■ **REQUIRED ACTION**
The reply must return each line of the data exactly.

Data items
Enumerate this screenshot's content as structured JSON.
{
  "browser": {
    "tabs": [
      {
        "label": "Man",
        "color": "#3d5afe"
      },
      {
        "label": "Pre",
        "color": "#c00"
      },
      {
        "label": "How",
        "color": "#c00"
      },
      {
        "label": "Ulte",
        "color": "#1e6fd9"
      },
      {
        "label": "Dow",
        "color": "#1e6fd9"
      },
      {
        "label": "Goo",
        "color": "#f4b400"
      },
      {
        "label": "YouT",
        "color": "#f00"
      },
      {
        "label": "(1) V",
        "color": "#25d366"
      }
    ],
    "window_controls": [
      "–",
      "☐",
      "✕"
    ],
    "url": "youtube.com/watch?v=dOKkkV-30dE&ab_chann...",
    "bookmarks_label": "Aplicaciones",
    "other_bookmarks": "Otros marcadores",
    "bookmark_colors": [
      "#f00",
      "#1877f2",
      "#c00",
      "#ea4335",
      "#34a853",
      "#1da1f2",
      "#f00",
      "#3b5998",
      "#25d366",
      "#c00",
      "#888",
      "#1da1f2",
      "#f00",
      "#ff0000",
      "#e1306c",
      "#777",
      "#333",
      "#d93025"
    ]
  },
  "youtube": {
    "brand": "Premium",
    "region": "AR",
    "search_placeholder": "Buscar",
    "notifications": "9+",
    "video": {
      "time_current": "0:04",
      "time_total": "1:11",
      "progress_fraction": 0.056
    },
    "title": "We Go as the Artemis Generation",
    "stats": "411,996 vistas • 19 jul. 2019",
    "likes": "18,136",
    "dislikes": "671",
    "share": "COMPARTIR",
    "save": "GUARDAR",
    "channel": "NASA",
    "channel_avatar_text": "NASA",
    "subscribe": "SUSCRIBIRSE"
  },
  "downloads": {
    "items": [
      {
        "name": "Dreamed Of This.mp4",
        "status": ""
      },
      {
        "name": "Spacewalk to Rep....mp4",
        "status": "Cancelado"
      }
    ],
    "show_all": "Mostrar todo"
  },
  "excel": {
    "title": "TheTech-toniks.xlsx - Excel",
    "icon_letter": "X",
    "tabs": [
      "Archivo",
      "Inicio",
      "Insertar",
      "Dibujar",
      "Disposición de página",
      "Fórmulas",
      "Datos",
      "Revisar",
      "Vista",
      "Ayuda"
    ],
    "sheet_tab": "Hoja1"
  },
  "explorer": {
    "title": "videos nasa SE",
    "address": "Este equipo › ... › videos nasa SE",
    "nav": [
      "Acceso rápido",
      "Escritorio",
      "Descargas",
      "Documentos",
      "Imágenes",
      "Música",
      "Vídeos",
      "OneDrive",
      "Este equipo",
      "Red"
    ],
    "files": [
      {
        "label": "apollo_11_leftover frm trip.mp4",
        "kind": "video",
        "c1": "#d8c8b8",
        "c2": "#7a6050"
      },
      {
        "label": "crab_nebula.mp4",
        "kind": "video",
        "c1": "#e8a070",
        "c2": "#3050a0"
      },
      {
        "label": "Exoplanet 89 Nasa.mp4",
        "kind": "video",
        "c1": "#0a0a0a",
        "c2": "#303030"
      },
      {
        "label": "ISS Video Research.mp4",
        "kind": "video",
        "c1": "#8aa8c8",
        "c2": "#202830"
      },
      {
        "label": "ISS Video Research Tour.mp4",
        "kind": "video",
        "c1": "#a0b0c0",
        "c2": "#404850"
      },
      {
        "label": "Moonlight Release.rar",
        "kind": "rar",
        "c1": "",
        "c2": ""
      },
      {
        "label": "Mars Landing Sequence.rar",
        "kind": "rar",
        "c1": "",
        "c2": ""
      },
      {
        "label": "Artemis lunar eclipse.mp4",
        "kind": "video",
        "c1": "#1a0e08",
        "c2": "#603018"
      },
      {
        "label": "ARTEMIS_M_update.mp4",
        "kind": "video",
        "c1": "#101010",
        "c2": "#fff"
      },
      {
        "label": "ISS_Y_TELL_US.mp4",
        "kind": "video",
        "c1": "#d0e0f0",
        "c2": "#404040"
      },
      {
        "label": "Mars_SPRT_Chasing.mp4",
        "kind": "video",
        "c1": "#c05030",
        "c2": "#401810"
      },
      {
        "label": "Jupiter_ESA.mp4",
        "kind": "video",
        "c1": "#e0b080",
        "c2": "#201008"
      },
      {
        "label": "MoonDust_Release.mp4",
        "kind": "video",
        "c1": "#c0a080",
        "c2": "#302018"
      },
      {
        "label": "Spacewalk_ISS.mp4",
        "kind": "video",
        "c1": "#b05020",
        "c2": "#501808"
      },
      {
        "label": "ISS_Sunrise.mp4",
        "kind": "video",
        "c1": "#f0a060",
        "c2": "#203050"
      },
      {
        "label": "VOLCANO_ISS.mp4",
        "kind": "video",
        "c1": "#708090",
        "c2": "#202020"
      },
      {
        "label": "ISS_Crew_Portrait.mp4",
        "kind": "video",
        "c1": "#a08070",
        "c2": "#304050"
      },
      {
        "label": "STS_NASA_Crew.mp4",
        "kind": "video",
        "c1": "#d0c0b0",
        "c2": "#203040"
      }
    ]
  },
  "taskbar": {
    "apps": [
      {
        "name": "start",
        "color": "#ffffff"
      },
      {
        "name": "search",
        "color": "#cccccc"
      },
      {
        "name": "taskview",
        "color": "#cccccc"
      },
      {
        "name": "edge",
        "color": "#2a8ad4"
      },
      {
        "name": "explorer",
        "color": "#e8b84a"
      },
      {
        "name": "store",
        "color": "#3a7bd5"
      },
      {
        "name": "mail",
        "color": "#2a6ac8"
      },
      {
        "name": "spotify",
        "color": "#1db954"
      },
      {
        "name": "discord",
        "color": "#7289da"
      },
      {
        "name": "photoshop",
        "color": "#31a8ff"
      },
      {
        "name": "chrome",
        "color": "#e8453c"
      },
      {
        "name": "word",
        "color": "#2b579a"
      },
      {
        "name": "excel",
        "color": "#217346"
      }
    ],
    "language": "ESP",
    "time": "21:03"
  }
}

■ **EXERCISE OUTPUT**
Enumerate this screenshot's content as structured JSON.
{
  "browser": {
    "tabs": [
      {
        "label": "Man",
        "color": "#3d5afe"
      },
      {
        "label": "Pre",
        "color": "#c00"
      },
      {
        "label": "How",
        "color": "#c00"
      },
      {
        "label": "Ulte",
        "color": "#1e6fd9"
      },
      {
        "label": "Dow",
        "color": "#1e6fd9"
      },
      {
        "label": "Goo",
        "color": "#f4b400"
      },
      {
        "label": "YouT",
        "color": "#f00"
      },
      {
        "label": "(1) V",
        "color": "#25d366"
      }
    ],
    "window_controls": [
      "–",
      "☐",
      "✕"
    ],
    "url": "youtube.com/watch?v=dOKkkV-30dE&ab_chann...",
    "bookmarks_label": "Aplicaciones",
    "other_bookmarks": "Otros marcadores",
    "bookmark_colors": [
      "#f00",
      "#1877f2",
      "#c00",
      "#ea4335",
      "#34a853",
      "#1da1f2",
      "#f00",
      "#3b5998",
      "#25d366",
      "#c00",
      "#888",
      "#1da1f2",
      "#f00",
      "#ff0000",
      "#e1306c",
      "#777",
      "#333",
      "#d93025"
    ]
  },
  "youtube": {
    "brand": "Premium",
    "region": "AR",
    "search_placeholder": "Buscar",
    "notifications": "9+",
    "video": {
      "time_current": "0:04",
      "time_total": "1:11",
      "progress_fraction": 0.056
    },
    "title": "We Go as the Artemis Generation",
    "stats": "411,996 vistas • 19 jul. 2019",
    "likes": "18,136",
    "dislikes": "671",
    "share": "COMPARTIR",
    "save": "GUARDAR",
    "channel": "NASA",
    "channel_avatar_text": "NASA",
    "subscribe": "SUSCRIBIRSE"
  },
  "downloads": {
    "items": [
      {
        "name": "Dreamed Of This.mp4",
        "status": ""
      },
      {
        "name": "Spacewalk to Rep....mp4",
        "status": "Cancelado"
      }
    ],
    "show_all": "Mostrar todo"
  },
  "excel": {
    "title": "TheTech-toniks.xlsx - Excel",
    "icon_letter": "X",
    "tabs": [
      "Archivo",
      "Inicio",
      "Insertar",
      "Dibujar",
      "Disposición de página",
      "Fórmulas",
      "Datos",
      "Revisar",
      "Vista",
      "Ayuda"
    ],
    "sheet_tab": "Hoja1"
  },
  "explorer": {
    "title": "videos nasa SE",
    "address": "Este equipo › ... › videos nasa SE",
    "nav": [
      "Acceso rápido",
      "Escritorio",
      "Descargas",
      "Documentos",
      "Imágenes",
      "Música",
      "Vídeos",
      "OneDrive",
      "Este equipo",
      "Red"
    ],
    "files": [
      {
        "label": "apollo_11_leftover frm trip.mp4",
        "kind": "video",
        "c1": "#d8c8b8",
        "c2": "#7a6050"
      },
      {
        "label": "crab_nebula.mp4",
        "kind": "video",
        "c1": "#e8a070",
        "c2": "#3050a0"
      },
      {
        "label": "Exoplanet 89 Nasa.mp4",
        "kind": "video",
        "c1": "#0a0a0a",
        "c2": "#303030"
      },
      {
        "label": "ISS Video Research.mp4",
        "kind": "video",
        "c1": "#8aa8c8",
        "c2": "#202830"
      },
      {
        "label": "ISS Video Research Tour.mp4",
        "kind": "video",
        "c1": "#a0b0c0",
        "c2": "#404850"
      },
      {
        "label": "Moonlight Release.rar",
        "kind": "rar",
        "c1": "",
        "c2": ""
      },
      {
        "label": "Mars Landing Sequence.rar",
        "kind": "rar",
        "c1": "",
        "c2": ""
      },
      {
        "label": "Artemis lunar eclipse.mp4",
        "kind": "video",
        "c1": "#1a0e08",
        "c2": "#603018"
      },
      {
        "label": "ARTEMIS_M_update.mp4",
        "kind": "video",
        "c1": "#101010",
        "c2": "#fff"
      },
      {
        "label": "ISS_Y_TELL_US.mp4",
        "kind": "video",
        "c1": "#d0e0f0",
        "c2": "#404040"
      },
      {
        "label": "Mars_SPRT_Chasing.mp4",
        "kind": "video",
        "c1": "#c05030",
        "c2": "#401810"
      },
      {
        "label": "Jupiter_ESA.mp4",
        "kind": "video",
        "c1": "#e0b080",
        "c2": "#201008"
      },
      {
        "label": "MoonDust_Release.mp4",
        "kind": "video",
        "c1": "#c0a080",
        "c2": "#302018"
      },
      {
        "label": "Spacewalk_ISS.mp4",
        "kind": "video",
        "c1": "#b05020",
        "c2": "#501808"
      },
      {
        "label": "ISS_Sunrise.mp4",
        "kind": "video",
        "c1": "#f0a060",
        "c2": "#203050"
      },
      {
        "label": "VOLCANO_ISS.mp4",
        "kind": "video",
        "c1": "#708090",
        "c2": "#202020"
      },
      {
        "label": "ISS_Crew_Portrait.mp4",
        "kind": "video",
        "c1": "#a08070",
        "c2": "#304050"
      },
      {
        "label": "STS_NASA_Crew.mp4",
        "kind": "video",
        "c1": "#d0c0b0",
        "c2": "#203040"
      }
    ]
  },
  "taskbar": {
    "apps": [
      {
        "name": "start",
        "color": "#ffffff"
      },
      {
        "name": "search",
        "color": "#cccccc"
      },
      {
        "name": "taskview",
        "color": "#cccccc"
      },
      {
        "name": "edge",
        "color": "#2a8ad4"
      },
      {
        "name": "explorer",
        "color": "#e8b84a"
      },
      {
        "name": "store",
        "color": "#3a7bd5"
      },
      {
        "name": "mail",
        "color": "#2a6ac8"
      },
      {
        "name": "spotify",
        "color": "#1db954"
      },
      {
        "name": "discord",
        "color": "#7289da"
      },
      {
        "name": "photoshop",
        "color": "#31a8ff"
      },
      {
        "name": "chrome",
        "color": "#e8453c"
      },
      {
        "name": "word",
        "color": "#2b579a"
      },
      {
        "name": "excel",
        "color": "#217346"
      }
    ],
    "language": "ESP",
    "time": "21:03"
  }
}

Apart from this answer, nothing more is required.